### DATA IN THIS EXERCISE

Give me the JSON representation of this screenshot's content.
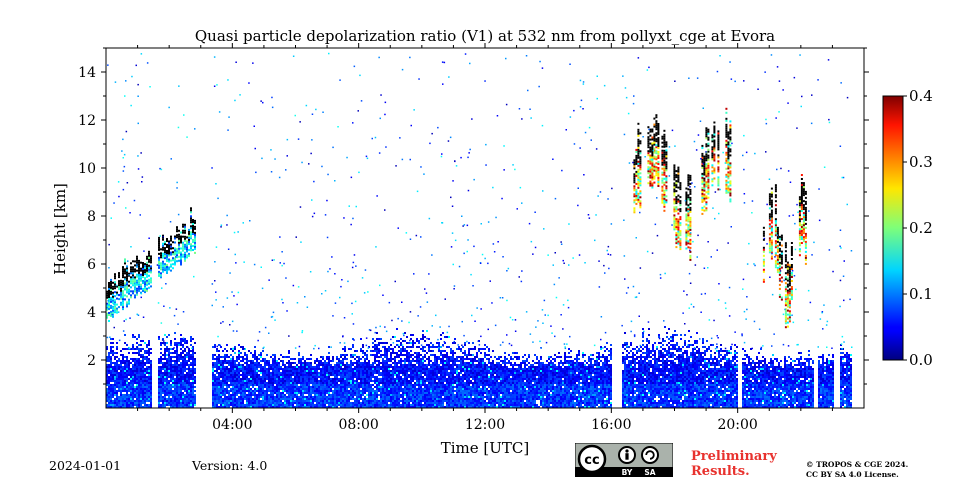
{
  "chart_data": {
    "type": "heatmap",
    "title": "Quasi particle depolarization ratio (V1) at 532 nm from pollyxt_cge at Evora",
    "xlabel": "Time [UTC]",
    "ylabel": "Height [km]",
    "xlim_hours": [
      0,
      24
    ],
    "ylim_km": [
      0,
      15
    ],
    "x_ticks": [
      {
        "value": 4,
        "label": "04:00"
      },
      {
        "value": 8,
        "label": "08:00"
      },
      {
        "value": 12,
        "label": "12:00"
      },
      {
        "value": 16,
        "label": "16:00"
      },
      {
        "value": 20,
        "label": "20:00"
      }
    ],
    "y_ticks": [
      {
        "value": 2,
        "label": "2"
      },
      {
        "value": 4,
        "label": "4"
      },
      {
        "value": 6,
        "label": "6"
      },
      {
        "value": 8,
        "label": "8"
      },
      {
        "value": 10,
        "label": "10"
      },
      {
        "value": 12,
        "label": "12"
      },
      {
        "value": 14,
        "label": "14"
      }
    ],
    "colorbar": {
      "range": [
        0,
        0.4
      ],
      "ticks": [
        {
          "value": 0.0,
          "label": "0.0"
        },
        {
          "value": 0.1,
          "label": "0.1"
        },
        {
          "value": 0.2,
          "label": "0.2"
        },
        {
          "value": 0.3,
          "label": "0.3"
        },
        {
          "value": 0.4,
          "label": "0.4"
        }
      ],
      "colormap": "jet",
      "saturated_color": "#000000"
    },
    "features": [
      {
        "name": "aerosol boundary layer",
        "time_start_h": 0.0,
        "time_end_h": 23.6,
        "height_top_km": 2.5,
        "depol_ratio_typical": 0.05
      },
      {
        "name": "elevated aerosol layer (morning)",
        "time_start_h": 0.0,
        "time_end_h": 3.3,
        "height_bottom_km": 3.6,
        "height_top_km": 9.0,
        "depol_ratio_typical": 0.2
      },
      {
        "name": "cirrus (afternoon)",
        "time_start_h": 16.7,
        "time_end_h": 19.8,
        "height_bottom_km": 6.5,
        "height_top_km": 12.0,
        "depol_ratio_typical": 0.4
      },
      {
        "name": "cloud (evening)",
        "time_start_h": 20.8,
        "time_end_h": 22.2,
        "height_bottom_km": 4.2,
        "height_top_km": 8.5,
        "depol_ratio_typical": 0.4
      }
    ],
    "data_gaps_h": [
      [
        1.4,
        1.6
      ],
      [
        2.8,
        3.3
      ],
      [
        16.0,
        16.3
      ],
      [
        20.0,
        20.1
      ],
      [
        22.4,
        22.5
      ],
      [
        23.0,
        23.2
      ]
    ]
  },
  "footer": {
    "date": "2024-01-01",
    "version": "Version: 4.0",
    "preliminary_line1": "Preliminary",
    "preliminary_line2": "Results.",
    "copyright_line1": "© TROPOS & CGE 2024.",
    "copyright_line2": "CC BY SA 4.0 License.",
    "license_by": "BY",
    "license_sa": "SA"
  },
  "colors": {
    "background": "#ffffff",
    "preliminary": "#e8322e",
    "license_badge": "#aab2ab"
  }
}
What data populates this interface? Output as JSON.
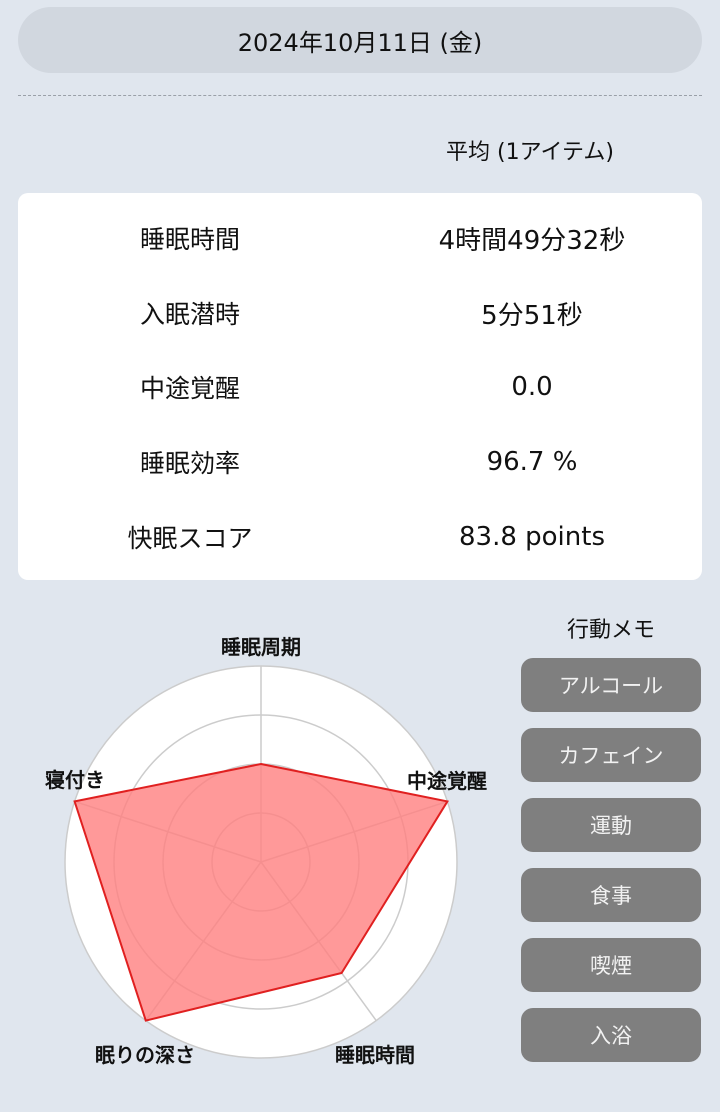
{
  "header": {
    "date": "2024年10月11日 (金)"
  },
  "summary": {
    "caption": "平均 (1アイテム)",
    "rows": [
      {
        "label": "睡眠時間",
        "value": "4時間49分32秒"
      },
      {
        "label": "入眠潜時",
        "value": "5分51秒"
      },
      {
        "label": "中途覚醒",
        "value": "0.0"
      },
      {
        "label": "睡眠効率",
        "value": "96.7 %"
      },
      {
        "label": "快眠スコア",
        "value": "83.8 points"
      }
    ]
  },
  "memo": {
    "title": "行動メモ",
    "buttons": [
      "アルコール",
      "カフェイン",
      "運動",
      "食事",
      "喫煙",
      "入浴"
    ]
  },
  "chart_data": {
    "type": "radar",
    "axes": [
      "睡眠周期",
      "中途覚醒",
      "睡眠時間",
      "眠りの深さ",
      "寝付き"
    ],
    "values": [
      50,
      100,
      70,
      100,
      100
    ],
    "rmax": 100,
    "rings": 4,
    "fill": "#ff8080",
    "stroke": "#e02020"
  }
}
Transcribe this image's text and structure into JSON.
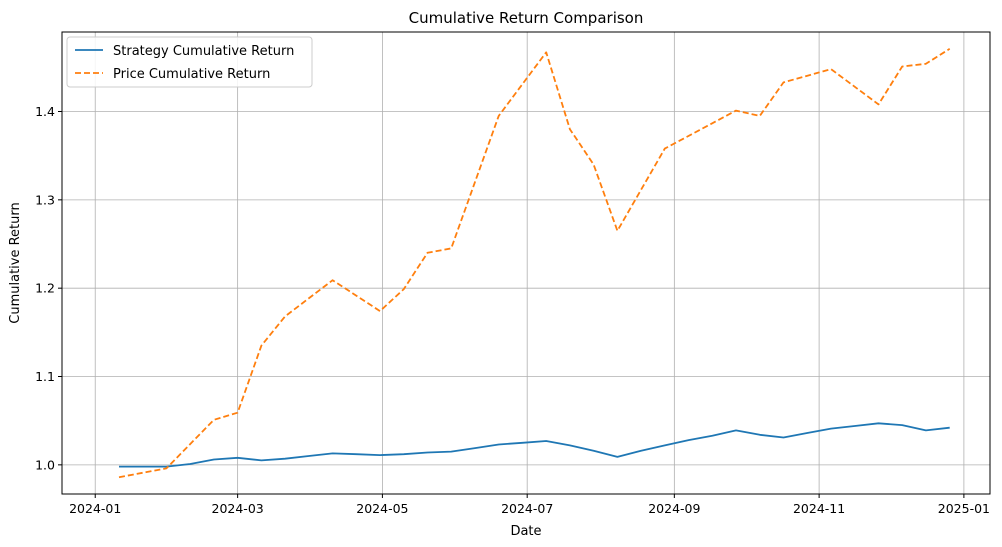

### WHAT YOU NEED TO DO
Repeat all of the data above word for word, minus the pictures.

### EXERCISE RESPONSE
Give me the JSON representation of this screenshot's content.
{
  "chart_data": {
    "type": "heatmap",
    "title": "Quasi particle depolarization ratio (V1) at 532 nm from pollyxt_cge at Evora",
    "xlabel": "Time [UTC]",
    "ylabel": "Height [km]",
    "xlim_hours": [
      0,
      24
    ],
    "ylim_km": [
      0,
      15
    ],
    "x_ticks": [
      {
        "value": 4,
        "label": "04:00"
      },
      {
        "value": 8,
        "label": "08:00"
      },
      {
        "value": 12,
        "label": "12:00"
      },
      {
        "value": 16,
        "label": "16:00"
      },
      {
        "value": 20,
        "label": "20:00"
      }
    ],
    "y_ticks": [
      {
        "value": 2,
        "label": "2"
      },
      {
        "value": 4,
        "label": "4"
      },
      {
        "value": 6,
        "label": "6"
      },
      {
        "value": 8,
        "label": "8"
      },
      {
        "value": 10,
        "label": "10"
      },
      {
        "value": 12,
        "label": "12"
      },
      {
        "value": 14,
        "label": "14"
      }
    ],
    "colorbar": {
      "range": [
        0,
        0.4
      ],
      "ticks": [
        {
          "value": 0.0,
          "label": "0.0"
        },
        {
          "value": 0.1,
          "label": "0.1"
        },
        {
          "value": 0.2,
          "label": "0.2"
        },
        {
          "value": 0.3,
          "label": "0.3"
        },
        {
          "value": 0.4,
          "label": "0.4"
        }
      ],
      "colormap": "jet",
      "saturated_color": "#000000"
    },
    "features": [
      {
        "name": "aerosol boundary layer",
        "time_start_h": 0.0,
        "time_end_h": 23.6,
        "height_top_km": 2.5,
        "depol_ratio_typical": 0.05
      },
      {
        "name": "elevated aerosol layer (morning)",
        "time_start_h": 0.0,
        "time_end_h": 3.3,
        "height_bottom_km": 3.6,
        "height_top_km": 9.0,
        "depol_ratio_typical": 0.2
      },
      {
        "name": "cirrus (afternoon)",
        "time_start_h": 16.7,
        "time_end_h": 19.8,
        "height_bottom_km": 6.5,
        "height_top_km": 12.0,
        "depol_ratio_typical": 0.4
      },
      {
        "name": "cloud (evening)",
        "time_start_h": 20.8,
        "time_end_h": 22.2,
        "height_bottom_km": 4.2,
        "height_top_km": 8.5,
        "depol_ratio_typical": 0.4
      }
    ],
    "data_gaps_h": [
      [
        1.4,
        1.6
      ],
      [
        2.8,
        3.3
      ],
      [
        16.0,
        16.3
      ],
      [
        20.0,
        20.1
      ],
      [
        22.4,
        22.5
      ],
      [
        23.0,
        23.2
      ]
    ]
  },
  "footer": {
    "date": "2024-01-01",
    "version": "Version: 4.0",
    "preliminary_line1": "Preliminary",
    "preliminary_line2": "Results.",
    "copyright_line1": "© TROPOS & CGE 2024.",
    "copyright_line2": "CC BY SA 4.0 License.",
    "license_by": "BY",
    "license_sa": "SA"
  },
  "colors": {
    "background": "#ffffff",
    "preliminary": "#e8322e",
    "license_badge": "#aab2ab"
  }
}
What data populates this interface? Output as JSON.
{
  "header": {
    "date": "2024年10月11日 (金)"
  },
  "summary": {
    "caption": "平均 (1アイテム)",
    "rows": [
      {
        "label": "睡眠時間",
        "value": "4時間49分32秒"
      },
      {
        "label": "入眠潜時",
        "value": "5分51秒"
      },
      {
        "label": "中途覚醒",
        "value": "0.0"
      },
      {
        "label": "睡眠効率",
        "value": "96.7 %"
      },
      {
        "label": "快眠スコア",
        "value": "83.8 points"
      }
    ]
  },
  "memo": {
    "title": "行動メモ",
    "buttons": [
      "アルコール",
      "カフェイン",
      "運動",
      "食事",
      "喫煙",
      "入浴"
    ]
  },
  "chart_data": {
    "type": "radar",
    "axes": [
      "睡眠周期",
      "中途覚醒",
      "睡眠時間",
      "眠りの深さ",
      "寝付き"
    ],
    "values": [
      50,
      100,
      70,
      100,
      100
    ],
    "rmax": 100,
    "rings": 4,
    "fill": "#ff8080",
    "stroke": "#e02020"
  }
}
Transcribe this image's text and structure into JSON.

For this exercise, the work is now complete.